» WRITTEN TASK
Wherever a line below holds the word "municipal", copy that line.

⟨

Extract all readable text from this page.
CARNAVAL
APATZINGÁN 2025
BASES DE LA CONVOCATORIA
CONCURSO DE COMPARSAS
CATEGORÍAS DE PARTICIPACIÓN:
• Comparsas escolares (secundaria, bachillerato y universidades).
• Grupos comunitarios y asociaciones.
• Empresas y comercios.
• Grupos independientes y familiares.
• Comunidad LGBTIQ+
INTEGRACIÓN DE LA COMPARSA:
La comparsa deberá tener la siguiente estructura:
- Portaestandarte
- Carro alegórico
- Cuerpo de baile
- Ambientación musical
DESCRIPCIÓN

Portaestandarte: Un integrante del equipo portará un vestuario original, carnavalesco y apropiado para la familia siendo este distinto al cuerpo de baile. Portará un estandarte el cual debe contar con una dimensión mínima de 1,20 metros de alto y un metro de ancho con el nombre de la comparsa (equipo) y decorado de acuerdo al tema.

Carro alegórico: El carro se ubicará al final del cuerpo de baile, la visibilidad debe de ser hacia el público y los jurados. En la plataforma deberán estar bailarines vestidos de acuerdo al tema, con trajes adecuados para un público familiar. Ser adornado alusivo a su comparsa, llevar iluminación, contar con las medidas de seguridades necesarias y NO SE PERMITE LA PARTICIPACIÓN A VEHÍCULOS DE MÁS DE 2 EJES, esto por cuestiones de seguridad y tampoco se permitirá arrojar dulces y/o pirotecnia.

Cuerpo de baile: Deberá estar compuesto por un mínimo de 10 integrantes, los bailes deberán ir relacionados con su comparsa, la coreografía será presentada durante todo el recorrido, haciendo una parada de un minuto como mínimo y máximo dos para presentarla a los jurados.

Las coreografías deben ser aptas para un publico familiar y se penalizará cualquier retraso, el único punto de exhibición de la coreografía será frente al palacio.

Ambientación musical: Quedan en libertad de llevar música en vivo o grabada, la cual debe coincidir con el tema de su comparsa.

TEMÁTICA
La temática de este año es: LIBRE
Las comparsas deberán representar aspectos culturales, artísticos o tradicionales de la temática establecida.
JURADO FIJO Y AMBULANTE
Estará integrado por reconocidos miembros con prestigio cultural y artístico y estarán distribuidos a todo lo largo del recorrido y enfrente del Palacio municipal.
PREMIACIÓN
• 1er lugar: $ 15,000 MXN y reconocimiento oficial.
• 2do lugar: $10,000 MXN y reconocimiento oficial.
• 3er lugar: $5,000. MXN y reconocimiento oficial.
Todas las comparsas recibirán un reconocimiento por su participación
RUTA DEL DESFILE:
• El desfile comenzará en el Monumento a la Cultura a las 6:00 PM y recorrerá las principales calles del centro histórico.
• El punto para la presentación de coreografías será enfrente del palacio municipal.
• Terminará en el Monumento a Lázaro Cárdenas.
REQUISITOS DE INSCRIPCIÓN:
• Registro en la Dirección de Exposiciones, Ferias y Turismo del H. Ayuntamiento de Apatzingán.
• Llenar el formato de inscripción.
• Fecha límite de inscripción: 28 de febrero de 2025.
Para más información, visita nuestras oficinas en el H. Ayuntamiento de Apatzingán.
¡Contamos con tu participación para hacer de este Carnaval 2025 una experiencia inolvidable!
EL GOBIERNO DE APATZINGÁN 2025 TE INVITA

⟩
⟨

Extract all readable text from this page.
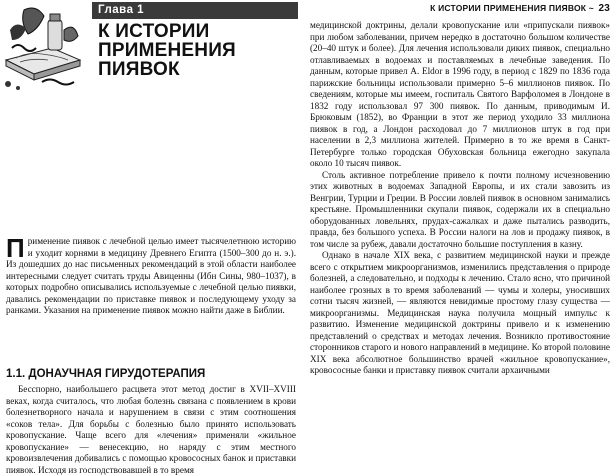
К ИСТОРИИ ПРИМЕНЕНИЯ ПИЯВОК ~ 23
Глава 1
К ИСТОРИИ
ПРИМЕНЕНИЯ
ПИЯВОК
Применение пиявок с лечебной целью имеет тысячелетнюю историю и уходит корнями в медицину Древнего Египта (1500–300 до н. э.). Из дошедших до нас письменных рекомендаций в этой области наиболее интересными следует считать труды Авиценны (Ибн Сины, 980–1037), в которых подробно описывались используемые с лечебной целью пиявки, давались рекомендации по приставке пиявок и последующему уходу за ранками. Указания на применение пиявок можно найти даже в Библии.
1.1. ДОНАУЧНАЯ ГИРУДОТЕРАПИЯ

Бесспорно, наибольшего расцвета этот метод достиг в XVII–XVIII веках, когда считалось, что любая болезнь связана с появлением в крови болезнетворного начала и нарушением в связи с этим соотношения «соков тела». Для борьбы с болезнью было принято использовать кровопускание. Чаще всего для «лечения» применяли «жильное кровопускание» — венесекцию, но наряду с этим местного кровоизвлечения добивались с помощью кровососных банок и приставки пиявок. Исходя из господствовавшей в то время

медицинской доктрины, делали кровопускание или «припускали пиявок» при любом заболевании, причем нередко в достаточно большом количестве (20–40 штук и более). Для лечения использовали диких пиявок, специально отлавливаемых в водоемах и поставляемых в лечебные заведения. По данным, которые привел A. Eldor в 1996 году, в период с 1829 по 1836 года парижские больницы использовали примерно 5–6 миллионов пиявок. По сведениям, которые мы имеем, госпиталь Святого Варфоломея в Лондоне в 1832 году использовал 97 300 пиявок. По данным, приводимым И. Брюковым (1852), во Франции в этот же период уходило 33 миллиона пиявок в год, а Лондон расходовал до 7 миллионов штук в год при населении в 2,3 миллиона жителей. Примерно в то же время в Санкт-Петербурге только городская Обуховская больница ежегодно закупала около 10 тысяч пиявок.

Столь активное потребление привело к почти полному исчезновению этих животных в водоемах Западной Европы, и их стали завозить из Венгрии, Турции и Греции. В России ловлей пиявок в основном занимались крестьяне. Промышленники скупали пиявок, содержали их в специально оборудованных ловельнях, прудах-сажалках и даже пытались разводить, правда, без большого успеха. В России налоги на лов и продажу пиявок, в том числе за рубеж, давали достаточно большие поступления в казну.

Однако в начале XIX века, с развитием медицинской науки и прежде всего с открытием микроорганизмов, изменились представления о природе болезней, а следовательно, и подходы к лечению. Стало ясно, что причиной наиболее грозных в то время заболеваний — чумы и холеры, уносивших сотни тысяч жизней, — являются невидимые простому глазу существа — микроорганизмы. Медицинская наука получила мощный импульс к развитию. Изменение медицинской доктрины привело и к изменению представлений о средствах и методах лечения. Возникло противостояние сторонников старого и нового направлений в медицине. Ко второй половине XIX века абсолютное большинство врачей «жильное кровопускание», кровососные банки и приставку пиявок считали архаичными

⟩

» EXERCISE ANSWER
Estará integrado por reconocidos miembros con prestigio cultural y artístico y estarán distribuidos a todo lo largo del recorrido y enfrente del Palacio municipal.
• El punto para la presentación de coreografías será enfrente del palacio municipal.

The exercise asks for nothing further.